WHAT THE TASK REQUIRES:
Print all the data, keeping every line exactly as it is.
-- Start DATA TO USE --
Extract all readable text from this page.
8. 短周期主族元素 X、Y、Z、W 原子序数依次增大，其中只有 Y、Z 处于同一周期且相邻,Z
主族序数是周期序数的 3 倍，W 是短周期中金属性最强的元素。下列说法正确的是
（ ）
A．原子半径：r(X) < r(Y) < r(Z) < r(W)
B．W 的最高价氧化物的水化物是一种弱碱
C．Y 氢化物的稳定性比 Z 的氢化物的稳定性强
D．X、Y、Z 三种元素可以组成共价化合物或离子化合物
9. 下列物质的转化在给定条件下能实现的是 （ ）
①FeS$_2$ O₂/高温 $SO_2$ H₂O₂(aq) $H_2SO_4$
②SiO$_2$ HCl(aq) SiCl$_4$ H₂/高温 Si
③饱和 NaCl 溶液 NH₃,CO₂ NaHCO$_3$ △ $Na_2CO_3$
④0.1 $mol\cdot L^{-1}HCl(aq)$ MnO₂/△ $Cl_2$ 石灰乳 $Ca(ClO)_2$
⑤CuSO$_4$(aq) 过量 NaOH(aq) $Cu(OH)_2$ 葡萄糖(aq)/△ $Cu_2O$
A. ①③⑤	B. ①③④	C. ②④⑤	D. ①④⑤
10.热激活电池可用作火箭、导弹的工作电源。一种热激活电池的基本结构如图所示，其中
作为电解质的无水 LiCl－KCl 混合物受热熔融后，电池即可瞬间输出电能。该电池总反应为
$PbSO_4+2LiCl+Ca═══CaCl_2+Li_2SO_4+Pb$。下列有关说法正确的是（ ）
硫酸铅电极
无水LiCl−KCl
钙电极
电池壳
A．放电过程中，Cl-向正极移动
-- End DATA TO USE --
FINISHED TASK:
Extract all readable text from this page.
8. 短周期主族元素 X、Y、Z、W 原子序数依次增大，其中只有 Y、Z 处于同一周期且相邻,Z
主族序数是周期序数的 3 倍，W 是短周期中金属性最强的元素。下列说法正确的是
（ ）
A．原子半径：r(X) < r(Y) < r(Z) < r(W)
B．W 的最高价氧化物的水化物是一种弱碱
C．Y 氢化物的稳定性比 Z 的氢化物的稳定性强
D．X、Y、Z 三种元素可以组成共价化合物或离子化合物
9. 下列物质的转化在给定条件下能实现的是 （ ）
①FeS$_2$ O₂/高温 $SO_2$ H₂O₂(aq) $H_2SO_4$
②SiO$_2$ HCl(aq) SiCl$_4$ H₂/高温 Si
③饱和 NaCl 溶液 NH₃,CO₂ NaHCO$_3$ △ $Na_2CO_3$
④0.1 $mol\cdot L^{-1}HCl(aq)$ MnO₂/△ $Cl_2$ 石灰乳 $Ca(ClO)_2$
⑤CuSO$_4$(aq) 过量 NaOH(aq) $Cu(OH)_2$ 葡萄糖(aq)/△ $Cu_2O$
A. ①③⑤	B. ①③④	C. ②④⑤	D. ①④⑤
10.热激活电池可用作火箭、导弹的工作电源。一种热激活电池的基本结构如图所示，其中
作为电解质的无水 LiCl－KCl 混合物受热熔融后，电池即可瞬间输出电能。该电池总反应为
$PbSO_4+2LiCl+Ca═══CaCl_2+Li_2SO_4+Pb$。下列有关说法正确的是（ ）
硫酸铅电极
无水LiCl−KCl
钙电极
电池壳
A．放电过程中，Cl-向正极移动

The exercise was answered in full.